All records are to be retyped faithfully and completely.

▬▬▬▬▬▬

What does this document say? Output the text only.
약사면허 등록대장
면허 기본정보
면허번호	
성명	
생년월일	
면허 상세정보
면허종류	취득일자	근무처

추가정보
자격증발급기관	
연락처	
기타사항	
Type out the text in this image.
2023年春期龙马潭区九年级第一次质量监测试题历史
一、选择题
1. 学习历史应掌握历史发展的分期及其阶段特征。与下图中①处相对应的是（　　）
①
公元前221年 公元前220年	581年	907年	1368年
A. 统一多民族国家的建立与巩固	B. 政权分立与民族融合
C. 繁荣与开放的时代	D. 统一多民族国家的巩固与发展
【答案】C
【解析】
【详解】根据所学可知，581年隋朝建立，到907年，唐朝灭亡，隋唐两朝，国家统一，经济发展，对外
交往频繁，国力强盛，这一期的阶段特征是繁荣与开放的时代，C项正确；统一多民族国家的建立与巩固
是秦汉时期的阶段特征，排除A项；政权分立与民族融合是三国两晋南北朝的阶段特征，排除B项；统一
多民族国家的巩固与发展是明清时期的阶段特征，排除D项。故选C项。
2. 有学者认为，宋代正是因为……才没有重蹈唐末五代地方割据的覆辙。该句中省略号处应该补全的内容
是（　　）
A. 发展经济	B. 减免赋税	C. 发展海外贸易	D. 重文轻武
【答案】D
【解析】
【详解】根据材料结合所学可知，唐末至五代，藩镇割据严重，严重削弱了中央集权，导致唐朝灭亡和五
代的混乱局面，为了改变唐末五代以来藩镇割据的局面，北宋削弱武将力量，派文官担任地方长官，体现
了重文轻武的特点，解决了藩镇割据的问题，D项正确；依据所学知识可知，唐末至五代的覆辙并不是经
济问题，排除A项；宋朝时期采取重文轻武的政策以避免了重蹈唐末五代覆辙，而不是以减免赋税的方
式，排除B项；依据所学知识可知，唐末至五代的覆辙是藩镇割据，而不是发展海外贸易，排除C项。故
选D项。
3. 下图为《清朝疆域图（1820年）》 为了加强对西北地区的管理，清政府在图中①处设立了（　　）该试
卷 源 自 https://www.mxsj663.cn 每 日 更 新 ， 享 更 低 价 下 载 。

▬▬▬▬▬▬

Output below —
What does this document say? Output the text only.
약사면허 등록대장
면허 기본정보
면허번호	
성명	
생년월일	
면허 상세정보
면허종류	취득일자	근무처

추가정보
자격증발급기관	
연락처	
기타사항	
Type out the text in this image.
2023年春期龙马潭区九年级第一次质量监测试题历史
一、选择题
1. 学习历史应掌握历史发展的分期及其阶段特征。与下图中①处相对应的是（　　）
①
公元前221年 公元前220年	581年	907年	1368年
A. 统一多民族国家的建立与巩固	B. 政权分立与民族融合
C. 繁荣与开放的时代	D. 统一多民族国家的巩固与发展
【答案】C
【解析】
【详解】根据所学可知，581年隋朝建立，到907年，唐朝灭亡，隋唐两朝，国家统一，经济发展，对外
交往频繁，国力强盛，这一期的阶段特征是繁荣与开放的时代，C项正确；统一多民族国家的建立与巩固
是秦汉时期的阶段特征，排除A项；政权分立与民族融合是三国两晋南北朝的阶段特征，排除B项；统一
多民族国家的巩固与发展是明清时期的阶段特征，排除D项。故选C项。
2. 有学者认为，宋代正是因为……才没有重蹈唐末五代地方割据的覆辙。该句中省略号处应该补全的内容
是（　　）
A. 发展经济	B. 减免赋税	C. 发展海外贸易	D. 重文轻武
【答案】D
【解析】
【详解】根据材料结合所学可知，唐末至五代，藩镇割据严重，严重削弱了中央集权，导致唐朝灭亡和五
代的混乱局面，为了改变唐末五代以来藩镇割据的局面，北宋削弱武将力量，派文官担任地方长官，体现
了重文轻武的特点，解决了藩镇割据的问题，D项正确；依据所学知识可知，唐末至五代的覆辙并不是经
济问题，排除A项；宋朝时期采取重文轻武的政策以避免了重蹈唐末五代覆辙，而不是以减免赋税的方
式，排除B项；依据所学知识可知，唐末至五代的覆辙是藩镇割据，而不是发展海外贸易，排除C项。故
选D项。
3. 下图为《清朝疆域图（1820年）》 为了加强对西北地区的管理，清政府在图中①处设立了（　　）该试
卷 源 自 https://www.mxsj663.cn 每 日 更 新 ， 享 更 低 价 下 载 。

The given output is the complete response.